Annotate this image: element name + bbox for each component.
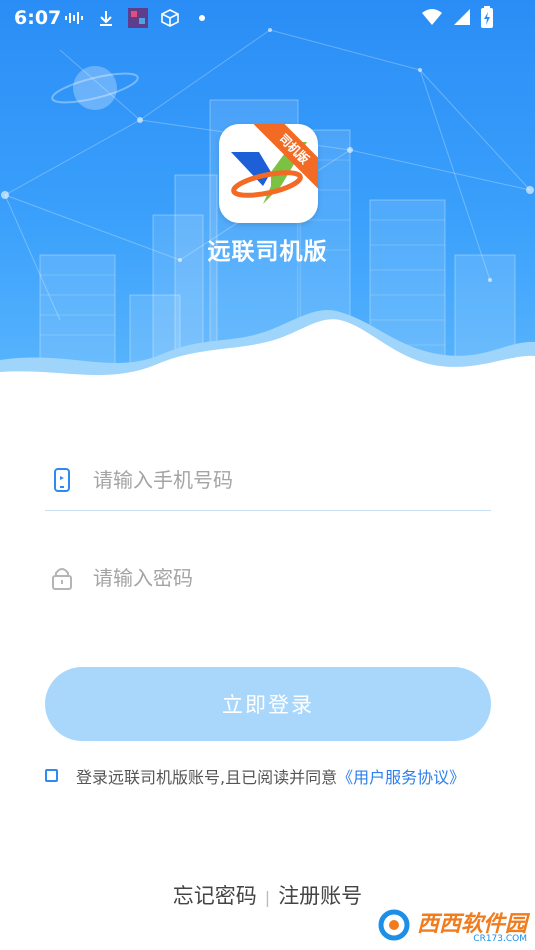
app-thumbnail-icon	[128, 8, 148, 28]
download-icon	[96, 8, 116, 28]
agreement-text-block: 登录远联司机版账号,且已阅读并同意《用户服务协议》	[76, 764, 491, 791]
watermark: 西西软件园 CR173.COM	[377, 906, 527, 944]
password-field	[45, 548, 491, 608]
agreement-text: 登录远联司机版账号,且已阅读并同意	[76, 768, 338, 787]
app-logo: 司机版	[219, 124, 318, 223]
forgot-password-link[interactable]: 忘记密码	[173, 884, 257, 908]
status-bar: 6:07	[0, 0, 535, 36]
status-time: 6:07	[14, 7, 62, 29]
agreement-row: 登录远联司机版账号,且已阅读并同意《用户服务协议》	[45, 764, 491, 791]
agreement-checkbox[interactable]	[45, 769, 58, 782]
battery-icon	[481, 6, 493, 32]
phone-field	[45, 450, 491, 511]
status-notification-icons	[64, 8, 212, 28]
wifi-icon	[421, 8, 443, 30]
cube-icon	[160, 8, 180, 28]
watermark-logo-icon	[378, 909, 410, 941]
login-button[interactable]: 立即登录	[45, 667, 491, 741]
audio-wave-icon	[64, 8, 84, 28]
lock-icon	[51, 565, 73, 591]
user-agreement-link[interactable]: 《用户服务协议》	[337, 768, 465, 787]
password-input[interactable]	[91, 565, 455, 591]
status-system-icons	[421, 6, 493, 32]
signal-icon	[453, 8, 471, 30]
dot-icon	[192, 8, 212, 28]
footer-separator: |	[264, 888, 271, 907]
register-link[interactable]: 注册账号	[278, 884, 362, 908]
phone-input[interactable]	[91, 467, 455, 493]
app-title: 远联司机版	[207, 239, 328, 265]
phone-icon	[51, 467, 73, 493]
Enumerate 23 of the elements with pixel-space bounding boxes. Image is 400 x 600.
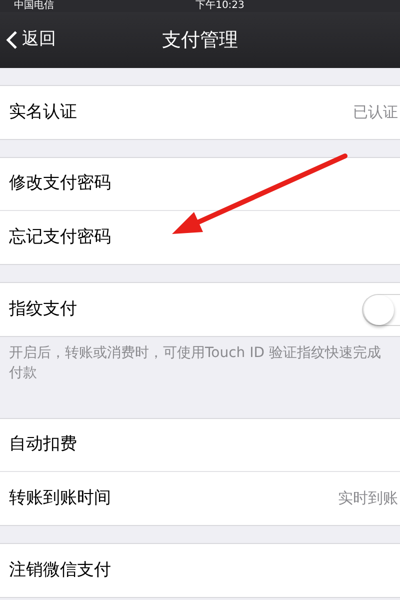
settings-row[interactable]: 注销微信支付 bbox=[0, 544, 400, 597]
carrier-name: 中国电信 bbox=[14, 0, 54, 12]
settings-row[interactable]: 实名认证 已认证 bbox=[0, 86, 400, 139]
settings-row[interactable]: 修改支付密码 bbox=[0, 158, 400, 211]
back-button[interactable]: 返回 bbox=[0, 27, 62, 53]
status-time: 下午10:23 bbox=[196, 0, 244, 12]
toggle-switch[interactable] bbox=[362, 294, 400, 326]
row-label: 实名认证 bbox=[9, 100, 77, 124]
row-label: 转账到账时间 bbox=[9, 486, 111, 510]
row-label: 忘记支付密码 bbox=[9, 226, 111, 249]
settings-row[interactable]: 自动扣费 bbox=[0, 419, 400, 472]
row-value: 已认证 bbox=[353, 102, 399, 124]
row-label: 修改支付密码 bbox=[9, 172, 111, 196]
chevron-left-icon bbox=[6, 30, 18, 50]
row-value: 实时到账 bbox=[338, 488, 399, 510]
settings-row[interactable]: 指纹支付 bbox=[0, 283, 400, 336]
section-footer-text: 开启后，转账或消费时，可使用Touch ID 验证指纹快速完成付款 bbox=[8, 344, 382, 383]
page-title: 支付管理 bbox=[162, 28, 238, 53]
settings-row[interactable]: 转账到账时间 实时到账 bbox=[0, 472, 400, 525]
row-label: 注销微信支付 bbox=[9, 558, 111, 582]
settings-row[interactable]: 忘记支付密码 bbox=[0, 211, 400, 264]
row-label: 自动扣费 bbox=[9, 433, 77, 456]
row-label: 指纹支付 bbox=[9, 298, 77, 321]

◆ ◆ ◆ ◆ ◆ ◆ ◆

* YOUR GOAL
Rewrite all of the material above with each "settings-row" changed to "menu-row" and every other line left as it is. Leave the pictures out.

* OUTPUT
Annotate this image: element name + bbox for each component.
app-thumbnail-icon	[128, 8, 148, 28]
download-icon	[96, 8, 116, 28]
agreement-text-block: 登录远联司机版账号,且已阅读并同意《用户服务协议》	[76, 764, 491, 791]
watermark: 西西软件园 CR173.COM	[377, 906, 527, 944]
password-field	[45, 548, 491, 608]
agreement-text: 登录远联司机版账号,且已阅读并同意	[76, 768, 338, 787]
app-logo: 司机版	[219, 124, 318, 223]
forgot-password-link[interactable]: 忘记密码	[173, 884, 257, 908]
status-bar: 6:07	[0, 0, 535, 36]
status-time: 6:07	[14, 7, 62, 29]
agreement-row: 登录远联司机版账号,且已阅读并同意《用户服务协议》	[45, 764, 491, 791]
agreement-checkbox[interactable]	[45, 769, 58, 782]
battery-icon	[481, 6, 493, 32]
phone-field	[45, 450, 491, 511]
status-notification-icons	[64, 8, 212, 28]
wifi-icon	[421, 8, 443, 30]
cube-icon	[160, 8, 180, 28]
watermark-logo-icon	[378, 909, 410, 941]
login-button[interactable]: 立即登录	[45, 667, 491, 741]
audio-wave-icon	[64, 8, 84, 28]
lock-icon	[51, 565, 73, 591]
user-agreement-link[interactable]: 《用户服务协议》	[337, 768, 465, 787]
password-input[interactable]	[91, 565, 455, 591]
status-system-icons	[421, 6, 493, 32]
signal-icon	[453, 8, 471, 30]
dot-icon	[192, 8, 212, 28]
footer-separator: |	[264, 888, 271, 907]
register-link[interactable]: 注册账号	[278, 884, 362, 908]
phone-input[interactable]	[91, 467, 455, 493]
app-title: 远联司机版	[207, 239, 328, 265]
phone-icon	[51, 467, 73, 493]
Enumerate 23 of the elements with pixel-space bounding boxes. Image is 400 x 600.
menu-row[interactable]: 注销微信支付 bbox=[0, 544, 400, 597]
carrier-name: 中国电信 bbox=[14, 0, 54, 12]
menu-row[interactable]: 实名认证 已认证 bbox=[0, 86, 400, 139]
menu-row[interactable]: 修改支付密码 bbox=[0, 158, 400, 211]
back-button[interactable]: 返回 bbox=[0, 27, 62, 53]
status-time: 下午10:23 bbox=[196, 0, 244, 12]
toggle-switch[interactable] bbox=[362, 294, 400, 326]
row-label: 实名认证 bbox=[9, 100, 77, 124]
row-label: 转账到账时间 bbox=[9, 486, 111, 510]
row-label: 忘记支付密码 bbox=[9, 226, 111, 249]
menu-row[interactable]: 自动扣费 bbox=[0, 419, 400, 472]
row-value: 已认证 bbox=[353, 102, 399, 124]
row-label: 修改支付密码 bbox=[9, 172, 111, 196]
chevron-left-icon bbox=[6, 30, 18, 50]
row-value: 实时到账 bbox=[338, 488, 399, 510]
menu-row[interactable]: 指纹支付 bbox=[0, 283, 400, 336]
section-footer-text: 开启后，转账或消费时，可使用Touch ID 验证指纹快速完成付款 bbox=[8, 344, 382, 383]
page-title: 支付管理 bbox=[162, 28, 238, 53]
menu-row[interactable]: 转账到账时间 实时到账 bbox=[0, 472, 400, 525]
row-label: 注销微信支付 bbox=[9, 558, 111, 582]
menu-row[interactable]: 忘记支付密码 bbox=[0, 211, 400, 264]
row-label: 自动扣费 bbox=[9, 433, 77, 456]
row-label: 指纹支付 bbox=[9, 298, 77, 321]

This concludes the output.